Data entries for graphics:
------------------------------------------------

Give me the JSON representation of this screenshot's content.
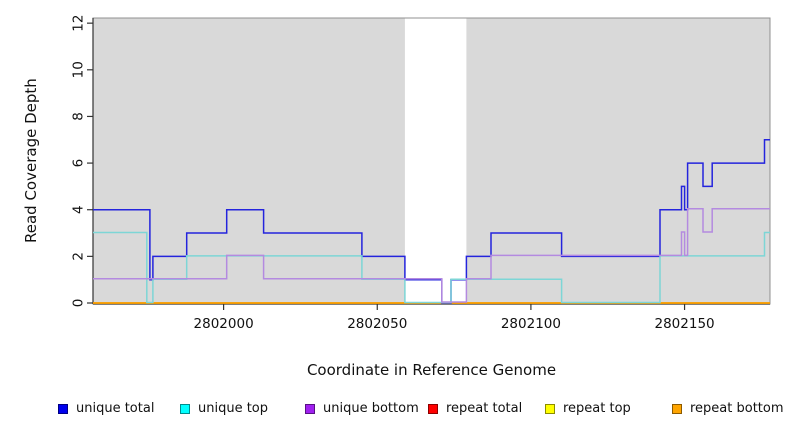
{
  "figure": {
    "ylabel": "Read Coverage Depth",
    "xlabel": "Coordinate in Reference Genome"
  },
  "chart_data": {
    "type": "line",
    "step": true,
    "title": "",
    "xlabel": "Coordinate in Reference Genome",
    "ylabel": "Read Coverage Depth",
    "x_axis": {
      "min": 2801957.5,
      "max": 2802177.8,
      "ticks": [
        2802000,
        2802050,
        2802100,
        2802150
      ]
    },
    "y_axis": {
      "min": 0,
      "max": 12,
      "ticks": [
        0,
        2,
        4,
        6,
        8,
        10,
        12
      ]
    },
    "grid": false,
    "legend_position": "bottom",
    "background": {
      "plot_bg": "#ffffff",
      "shaded_color": "#d9d9d9",
      "shaded_regions": [
        [
          2801957.5,
          2802059
        ],
        [
          2802079,
          2802177.8
        ]
      ],
      "uncovered_gap": [
        2802059,
        2802079
      ]
    },
    "axis_colors": {
      "box": "#909090",
      "axis": "#333333",
      "tick_label": "#111111"
    },
    "draw_order": [
      "repeat total",
      "repeat top",
      "repeat bottom",
      "unique total",
      "unique top",
      "unique bottom"
    ],
    "series": [
      {
        "name": "unique total",
        "swatch_color": "#0000ee",
        "line_color": "#2424dd",
        "points": [
          [
            2801957.5,
            4
          ],
          [
            2801976,
            1
          ],
          [
            2801977,
            2
          ],
          [
            2801988,
            3
          ],
          [
            2802001,
            4
          ],
          [
            2802013,
            3
          ],
          [
            2802045,
            2
          ],
          [
            2802059,
            1
          ],
          [
            2802071,
            0
          ],
          [
            2802074,
            1
          ],
          [
            2802079,
            2
          ],
          [
            2802087,
            3
          ],
          [
            2802110,
            2
          ],
          [
            2802142,
            4
          ],
          [
            2802149,
            5
          ],
          [
            2802150,
            4
          ],
          [
            2802151,
            6
          ],
          [
            2802156,
            5
          ],
          [
            2802159,
            6
          ],
          [
            2802176,
            7
          ],
          [
            2802177.8,
            7
          ]
        ]
      },
      {
        "name": "unique top",
        "swatch_color": "#00ffff",
        "line_color": "#7dd6d6",
        "points": [
          [
            2801957.5,
            3
          ],
          [
            2801975,
            0
          ],
          [
            2801977,
            1
          ],
          [
            2801988,
            2
          ],
          [
            2802045,
            1
          ],
          [
            2802059,
            0
          ],
          [
            2802074,
            1
          ],
          [
            2802110,
            0
          ],
          [
            2802142,
            2
          ],
          [
            2802176,
            3
          ],
          [
            2802177.8,
            3
          ]
        ]
      },
      {
        "name": "unique bottom",
        "swatch_color": "#a020f0",
        "line_color": "#b48ae0",
        "points": [
          [
            2801957.5,
            1
          ],
          [
            2802001,
            2
          ],
          [
            2802013,
            1
          ],
          [
            2802071,
            0
          ],
          [
            2802079,
            1
          ],
          [
            2802087,
            2
          ],
          [
            2802149,
            3
          ],
          [
            2802150,
            2
          ],
          [
            2802151,
            4
          ],
          [
            2802156,
            3
          ],
          [
            2802159,
            4
          ],
          [
            2802177.8,
            4
          ]
        ]
      },
      {
        "name": "repeat total",
        "swatch_color": "#ff0000",
        "line_color": "#dd2222",
        "points": [
          [
            2801957.5,
            0
          ],
          [
            2802177.8,
            0
          ]
        ]
      },
      {
        "name": "repeat top",
        "swatch_color": "#ffff00",
        "line_color": "#eeee00",
        "points": [
          [
            2801957.5,
            0
          ],
          [
            2802177.8,
            0
          ]
        ]
      },
      {
        "name": "repeat bottom",
        "swatch_color": "#ffa500",
        "line_color": "#ff9d00",
        "points": [
          [
            2801957.5,
            0
          ],
          [
            2802177.8,
            0
          ]
        ]
      }
    ]
  }
}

------------------------------------------------

### Exercise
Please go through the data above and copy each line that has the word "Coordinate".

### Expected answer
    "xlabel": "Coordinate in Reference Genome"
    "xlabel": "Coordinate in Reference Genome",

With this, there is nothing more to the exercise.